> [Provided information]:
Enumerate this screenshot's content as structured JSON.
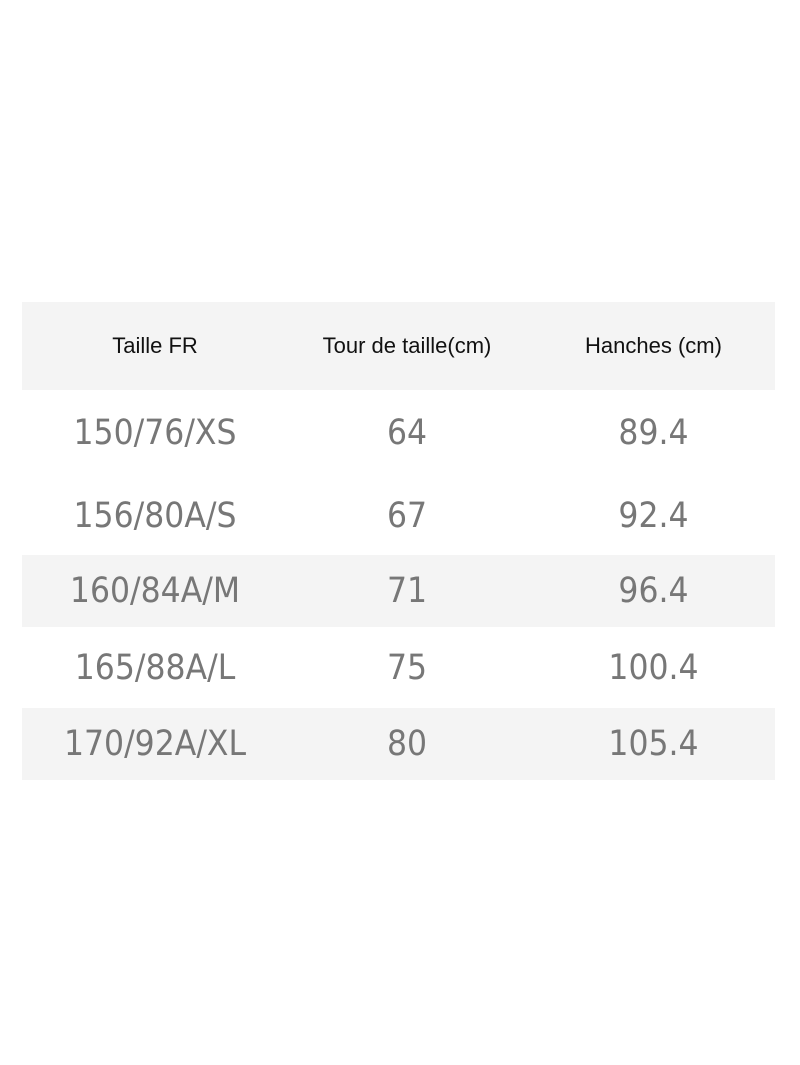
{
  "table": {
    "headers": [
      "Taille FR",
      "Tour de taille(cm)",
      "Hanches (cm)"
    ],
    "rows": [
      [
        "150/76/XS",
        "64",
        "89.4"
      ],
      [
        "156/80A/S",
        "67",
        "92.4"
      ],
      [
        "160/84A/M",
        "71",
        "96.4"
      ],
      [
        "165/88A/L",
        "75",
        "100.4"
      ],
      [
        "170/92A/XL",
        "80",
        "105.4"
      ]
    ]
  },
  "colors": {
    "header_bg": "#f4f4f4",
    "stripe_bg": "#f4f4f4",
    "value_text": "#777777",
    "header_text": "#111111"
  }
}
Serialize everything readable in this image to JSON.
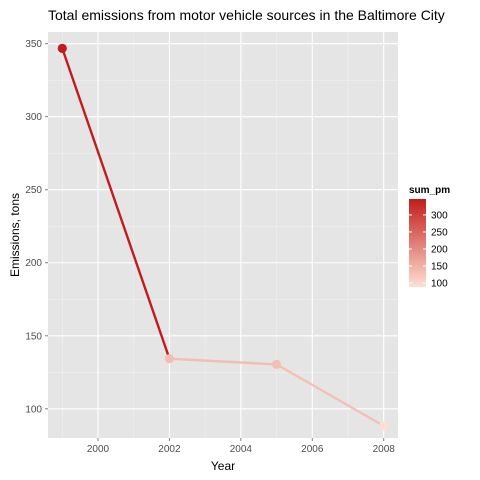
{
  "chart_data": {
    "type": "line",
    "title": "Total emissions from motor vehicle sources in the Baltimore City",
    "xlabel": "Year",
    "ylabel": "Emissions, tons",
    "x": [
      1999,
      2002,
      2005,
      2008
    ],
    "y": [
      346.8,
      134.3,
      130.4,
      88.3
    ],
    "xlim": [
      1998.6,
      2008.4
    ],
    "ylim": [
      80,
      358
    ],
    "x_ticks": [
      2000,
      2002,
      2004,
      2006,
      2008
    ],
    "x_tick_labels": [
      "2000",
      "2002",
      "2004",
      "2006",
      "2008"
    ],
    "y_ticks": [
      100,
      150,
      200,
      250,
      300,
      350
    ],
    "y_tick_labels": [
      "100",
      "150",
      "200",
      "250",
      "300",
      "350"
    ],
    "grid": true,
    "background": "#e5e5e5",
    "color_scale": {
      "title": "sum_pm",
      "low_value": 88.3,
      "high_value": 346.8,
      "low_color": "#fee0d2",
      "high_color": "#c21c1c",
      "breaks": [
        100,
        150,
        200,
        250,
        300
      ],
      "break_labels": [
        "100",
        "150",
        "200",
        "250",
        "300"
      ]
    },
    "legend_placement": "right"
  }
}
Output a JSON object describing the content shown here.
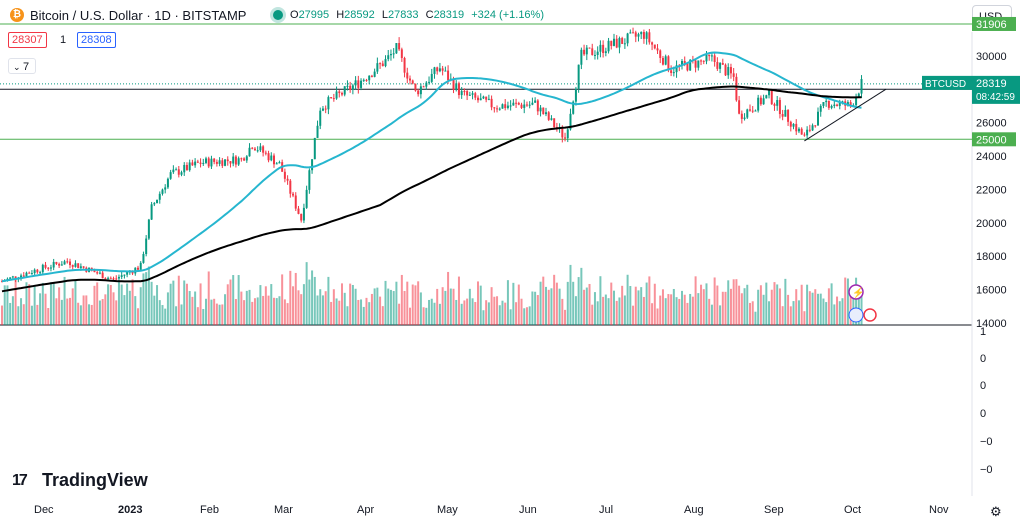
{
  "header": {
    "symbol_icon": "bitcoin-icon",
    "title": "Bitcoin / U.S. Dollar · 1D · BITSTAMP",
    "ohlc": [
      {
        "label": "O",
        "value": "27995"
      },
      {
        "label": "H",
        "value": "28592"
      },
      {
        "label": "L",
        "value": "27833"
      },
      {
        "label": "C",
        "value": "28319"
      },
      {
        "label": "",
        "value": "+324 (+1.16%)"
      }
    ],
    "currency": "USD"
  },
  "quote": {
    "bid": "28307",
    "spread": "1",
    "ask": "28308"
  },
  "indicators_toggle": "7",
  "branding": {
    "logo_text": "TradingView"
  },
  "price_badges": {
    "symbol": "BTCUSD",
    "last": "28319",
    "countdown": "08:42:59",
    "line_31906": "31906",
    "line_28000": "28000",
    "line_25000": "25000"
  },
  "colors": {
    "up": "#089981",
    "down": "#f23645",
    "ma_short": "#26b6cf",
    "ma_long": "#000000",
    "hline": "#4caf50",
    "accent": "#2962ff"
  },
  "chart_data": {
    "type": "candlestick",
    "title": "Bitcoin / U.S. Dollar · 1D · BITSTAMP",
    "price_axis": {
      "ticks": [
        14000,
        16000,
        18000,
        20000,
        22000,
        24000,
        26000,
        28000,
        30000
      ],
      "range": [
        14000,
        32500
      ]
    },
    "volume_axis": {
      "ticks": [
        "1",
        "0",
        "0",
        "0",
        "0",
        "0",
        "−0",
        "−0"
      ]
    },
    "time_axis": {
      "ticks": [
        "Dec",
        "2023",
        "Feb",
        "Mar",
        "Apr",
        "May",
        "Jun",
        "Jul",
        "Aug",
        "Sep",
        "Oct",
        "Nov"
      ]
    },
    "horizontal_lines": [
      31906,
      28000,
      25000
    ],
    "series": [
      {
        "kind": "ohlc_daily",
        "anchors": [
          [
            "2022-11-20",
            16500
          ],
          [
            "2022-12-01",
            17100
          ],
          [
            "2022-12-14",
            17700
          ],
          [
            "2022-12-31",
            16600
          ],
          [
            "2023-01-10",
            17400
          ],
          [
            "2023-01-14",
            20900
          ],
          [
            "2023-01-21",
            22900
          ],
          [
            "2023-02-01",
            23600
          ],
          [
            "2023-02-16",
            23800
          ],
          [
            "2023-02-20",
            24700
          ],
          [
            "2023-03-02",
            23500
          ],
          [
            "2023-03-10",
            20200
          ],
          [
            "2023-03-17",
            26900
          ],
          [
            "2023-03-31",
            28400
          ],
          [
            "2023-04-10",
            29700
          ],
          [
            "2023-04-14",
            30400
          ],
          [
            "2023-04-21",
            27800
          ],
          [
            "2023-04-30",
            29300
          ],
          [
            "2023-05-08",
            27700
          ],
          [
            "2023-05-20",
            27000
          ],
          [
            "2023-06-04",
            27100
          ],
          [
            "2023-06-15",
            25100
          ],
          [
            "2023-06-21",
            30000
          ],
          [
            "2023-07-01",
            30600
          ],
          [
            "2023-07-14",
            31300
          ],
          [
            "2023-07-24",
            29200
          ],
          [
            "2023-08-08",
            29800
          ],
          [
            "2023-08-16",
            28700
          ],
          [
            "2023-08-18",
            26400
          ],
          [
            "2023-08-29",
            27600
          ],
          [
            "2023-09-11",
            25100
          ],
          [
            "2023-09-19",
            27200
          ],
          [
            "2023-09-28",
            27000
          ],
          [
            "2023-10-02",
            28319
          ]
        ]
      },
      {
        "kind": "moving_average_short",
        "color": "#26b6cf"
      },
      {
        "kind": "moving_average_long",
        "color": "#000000"
      },
      {
        "kind": "trendline",
        "from": [
          "2023-09-11",
          24900
        ],
        "to": [
          "2023-10-11",
          28000
        ]
      }
    ]
  }
}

> [Problem description]: Reproduce all entries without any change, and omit the pictures.

> [Finished exercise]:
Enumerate this screenshot's content as structured JSON.
{
  "table": {
    "headers": [
      "Taille FR",
      "Tour de taille(cm)",
      "Hanches (cm)"
    ],
    "rows": [
      [
        "150/76/XS",
        "64",
        "89.4"
      ],
      [
        "156/80A/S",
        "67",
        "92.4"
      ],
      [
        "160/84A/M",
        "71",
        "96.4"
      ],
      [
        "165/88A/L",
        "75",
        "100.4"
      ],
      [
        "170/92A/XL",
        "80",
        "105.4"
      ]
    ]
  },
  "colors": {
    "header_bg": "#f4f4f4",
    "stripe_bg": "#f4f4f4",
    "value_text": "#777777",
    "header_text": "#111111"
  }
}
Serialize everything readable in this image to JSON.
{
  "chart_data": {
    "type": "line",
    "title": "Total emissions from motor vehicle sources in the Baltimore City",
    "xlabel": "Year",
    "ylabel": "Emissions, tons",
    "x": [
      1999,
      2002,
      2005,
      2008
    ],
    "y": [
      346.8,
      134.3,
      130.4,
      88.3
    ],
    "xlim": [
      1998.6,
      2008.4
    ],
    "ylim": [
      80,
      358
    ],
    "x_ticks": [
      2000,
      2002,
      2004,
      2006,
      2008
    ],
    "x_tick_labels": [
      "2000",
      "2002",
      "2004",
      "2006",
      "2008"
    ],
    "y_ticks": [
      100,
      150,
      200,
      250,
      300,
      350
    ],
    "y_tick_labels": [
      "100",
      "150",
      "200",
      "250",
      "300",
      "350"
    ],
    "grid": true,
    "background": "#e5e5e5",
    "color_scale": {
      "title": "sum_pm",
      "low_value": 88.3,
      "high_value": 346.8,
      "low_color": "#fee0d2",
      "high_color": "#c21c1c",
      "breaks": [
        100,
        150,
        200,
        250,
        300
      ],
      "break_labels": [
        "100",
        "150",
        "200",
        "250",
        "300"
      ]
    },
    "legend_placement": "right"
  }
}
Output a JSON object describing the content shown here.
{
  "header": {
    "symbol_icon": "bitcoin-icon",
    "title": "Bitcoin / U.S. Dollar · 1D · BITSTAMP",
    "ohlc": [
      {
        "label": "O",
        "value": "27995"
      },
      {
        "label": "H",
        "value": "28592"
      },
      {
        "label": "L",
        "value": "27833"
      },
      {
        "label": "C",
        "value": "28319"
      },
      {
        "label": "",
        "value": "+324 (+1.16%)"
      }
    ],
    "currency": "USD"
  },
  "quote": {
    "bid": "28307",
    "spread": "1",
    "ask": "28308"
  },
  "indicators_toggle": "7",
  "branding": {
    "logo_text": "TradingView"
  },
  "price_badges": {
    "symbol": "BTCUSD",
    "last": "28319",
    "countdown": "08:42:59",
    "line_31906": "31906",
    "line_28000": "28000",
    "line_25000": "25000"
  },
  "colors": {
    "up": "#089981",
    "down": "#f23645",
    "ma_short": "#26b6cf",
    "ma_long": "#000000",
    "hline": "#4caf50",
    "accent": "#2962ff"
  },
  "chart_data": {
    "type": "candlestick",
    "title": "Bitcoin / U.S. Dollar · 1D · BITSTAMP",
    "price_axis": {
      "ticks": [
        14000,
        16000,
        18000,
        20000,
        22000,
        24000,
        26000,
        28000,
        30000
      ],
      "range": [
        14000,
        32500
      ]
    },
    "volume_axis": {
      "ticks": [
        "1",
        "0",
        "0",
        "0",
        "0",
        "0",
        "−0",
        "−0"
      ]
    },
    "time_axis": {
      "ticks": [
        "Dec",
        "2023",
        "Feb",
        "Mar",
        "Apr",
        "May",
        "Jun",
        "Jul",
        "Aug",
        "Sep",
        "Oct",
        "Nov"
      ]
    },
    "horizontal_lines": [
      31906,
      28000,
      25000
    ],
    "series": [
      {
        "kind": "ohlc_daily",
        "anchors": [
          [
            "2022-11-20",
            16500
          ],
          [
            "2022-12-01",
            17100
          ],
          [
            "2022-12-14",
            17700
          ],
          [
            "2022-12-31",
            16600
          ],
          [
            "2023-01-10",
            17400
          ],
          [
            "2023-01-14",
            20900
          ],
          [
            "2023-01-21",
            22900
          ],
          [
            "2023-02-01",
            23600
          ],
          [
            "2023-02-16",
            23800
          ],
          [
            "2023-02-20",
            24700
          ],
          [
            "2023-03-02",
            23500
          ],
          [
            "2023-03-10",
            20200
          ],
          [
            "2023-03-17",
            26900
          ],
          [
            "2023-03-31",
            28400
          ],
          [
            "2023-04-10",
            29700
          ],
          [
            "2023-04-14",
            30400
          ],
          [
            "2023-04-21",
            27800
          ],
          [
            "2023-04-30",
            29300
          ],
          [
            "2023-05-08",
            27700
          ],
          [
            "2023-05-20",
            27000
          ],
          [
            "2023-06-04",
            27100
          ],
          [
            "2023-06-15",
            25100
          ],
          [
            "2023-06-21",
            30000
          ],
          [
            "2023-07-01",
            30600
          ],
          [
            "2023-07-14",
            31300
          ],
          [
            "2023-07-24",
            29200
          ],
          [
            "2023-08-08",
            29800
          ],
          [
            "2023-08-16",
            28700
          ],
          [
            "2023-08-18",
            26400
          ],
          [
            "2023-08-29",
            27600
          ],
          [
            "2023-09-11",
            25100
          ],
          [
            "2023-09-19",
            27200
          ],
          [
            "2023-09-28",
            27000
          ],
          [
            "2023-10-02",
            28319
          ]
        ]
      },
      {
        "kind": "moving_average_short",
        "color": "#26b6cf"
      },
      {
        "kind": "moving_average_long",
        "color": "#000000"
      },
      {
        "kind": "trendline",
        "from": [
          "2023-09-11",
          24900
        ],
        "to": [
          "2023-10-11",
          28000
        ]
      }
    ]
  }
}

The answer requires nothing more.